§ PROBLEM DESCRIPTION
Return every one of the lines below verbatim, with no alterations of any kind.

§ GIVEN ENTRIES

** Start **

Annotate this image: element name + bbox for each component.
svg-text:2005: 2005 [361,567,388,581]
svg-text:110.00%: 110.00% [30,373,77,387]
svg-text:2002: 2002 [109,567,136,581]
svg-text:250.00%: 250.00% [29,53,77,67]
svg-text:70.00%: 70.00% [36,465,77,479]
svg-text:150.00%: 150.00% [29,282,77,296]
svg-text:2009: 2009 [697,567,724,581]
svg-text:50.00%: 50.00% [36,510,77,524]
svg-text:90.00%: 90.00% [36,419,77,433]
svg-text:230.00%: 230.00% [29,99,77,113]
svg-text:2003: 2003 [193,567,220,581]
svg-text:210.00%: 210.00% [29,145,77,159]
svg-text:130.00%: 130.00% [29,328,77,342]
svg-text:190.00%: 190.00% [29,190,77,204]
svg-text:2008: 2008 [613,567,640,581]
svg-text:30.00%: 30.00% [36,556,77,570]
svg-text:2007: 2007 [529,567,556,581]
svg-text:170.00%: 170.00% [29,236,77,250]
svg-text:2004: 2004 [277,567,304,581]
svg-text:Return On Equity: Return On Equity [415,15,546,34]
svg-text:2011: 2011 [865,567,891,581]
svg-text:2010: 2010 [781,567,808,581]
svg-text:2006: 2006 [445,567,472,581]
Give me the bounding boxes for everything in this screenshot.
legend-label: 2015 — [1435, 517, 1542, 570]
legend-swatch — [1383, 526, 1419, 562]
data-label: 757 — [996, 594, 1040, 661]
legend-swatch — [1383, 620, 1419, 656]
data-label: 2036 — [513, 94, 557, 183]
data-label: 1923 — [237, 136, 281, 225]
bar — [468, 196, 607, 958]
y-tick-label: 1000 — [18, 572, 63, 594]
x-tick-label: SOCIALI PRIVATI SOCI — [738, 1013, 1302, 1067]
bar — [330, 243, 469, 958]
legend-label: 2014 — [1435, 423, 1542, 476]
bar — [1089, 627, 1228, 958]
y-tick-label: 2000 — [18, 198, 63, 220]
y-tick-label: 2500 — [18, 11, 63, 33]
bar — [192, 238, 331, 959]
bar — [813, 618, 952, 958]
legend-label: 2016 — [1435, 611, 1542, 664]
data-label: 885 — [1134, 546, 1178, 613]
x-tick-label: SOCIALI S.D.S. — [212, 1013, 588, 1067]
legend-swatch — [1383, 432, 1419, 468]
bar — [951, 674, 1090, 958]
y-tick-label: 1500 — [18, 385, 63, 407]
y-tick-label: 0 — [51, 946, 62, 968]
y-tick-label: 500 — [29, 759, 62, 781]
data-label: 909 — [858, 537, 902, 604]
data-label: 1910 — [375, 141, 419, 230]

** End **

§ OUTPUT
Annotate this image: element name + bbox for each component.
svg-text:2005: 2005 [361,567,388,581]
svg-text:110.00%: 110.00% [30,373,77,387]
svg-text:2002: 2002 [109,567,136,581]
svg-text:250.00%: 250.00% [29,53,77,67]
svg-text:70.00%: 70.00% [36,465,77,479]
svg-text:150.00%: 150.00% [29,282,77,296]
svg-text:2009: 2009 [697,567,724,581]
svg-text:50.00%: 50.00% [36,510,77,524]
svg-text:90.00%: 90.00% [36,419,77,433]
svg-text:230.00%: 230.00% [29,99,77,113]
svg-text:2003: 2003 [193,567,220,581]
svg-text:210.00%: 210.00% [29,145,77,159]
svg-text:130.00%: 130.00% [29,328,77,342]
svg-text:190.00%: 190.00% [29,190,77,204]
svg-text:2008: 2008 [613,567,640,581]
svg-text:30.00%: 30.00% [36,556,77,570]
svg-text:2007: 2007 [529,567,556,581]
svg-text:170.00%: 170.00% [29,236,77,250]
svg-text:2004: 2004 [277,567,304,581]
svg-text:Return On Equity: Return On Equity [415,15,546,34]
svg-text:2011: 2011 [865,567,891,581]
svg-text:2010: 2010 [781,567,808,581]
svg-text:2006: 2006 [445,567,472,581]
Give me the bounding boxes for everything in this screenshot.
legend-label: 2015 — [1435, 517, 1542, 570]
legend-swatch — [1383, 526, 1419, 562]
data-label: 757 — [996, 594, 1040, 661]
legend-swatch — [1383, 620, 1419, 656]
data-label: 2036 — [513, 94, 557, 183]
data-label: 1923 — [237, 136, 281, 225]
bar — [468, 196, 607, 958]
y-tick-label: 1000 — [18, 572, 63, 594]
x-tick-label: SOCIALI PRIVATI SOCI — [738, 1013, 1302, 1067]
bar — [330, 243, 469, 958]
legend-label: 2014 — [1435, 423, 1542, 476]
bar — [1089, 627, 1228, 958]
y-tick-label: 2000 — [18, 198, 63, 220]
y-tick-label: 2500 — [18, 11, 63, 33]
bar — [192, 238, 331, 959]
bar — [813, 618, 952, 958]
legend-label: 2016 — [1435, 611, 1542, 664]
data-label: 885 — [1134, 546, 1178, 613]
x-tick-label: SOCIALI S.D.S. — [212, 1013, 588, 1067]
legend-swatch — [1383, 432, 1419, 468]
bar — [951, 674, 1090, 958]
y-tick-label: 1500 — [18, 385, 63, 407]
y-tick-label: 0 — [51, 946, 62, 968]
y-tick-label: 500 — [29, 759, 62, 781]
data-label: 909 — [858, 537, 902, 604]
data-label: 1910 — [375, 141, 419, 230]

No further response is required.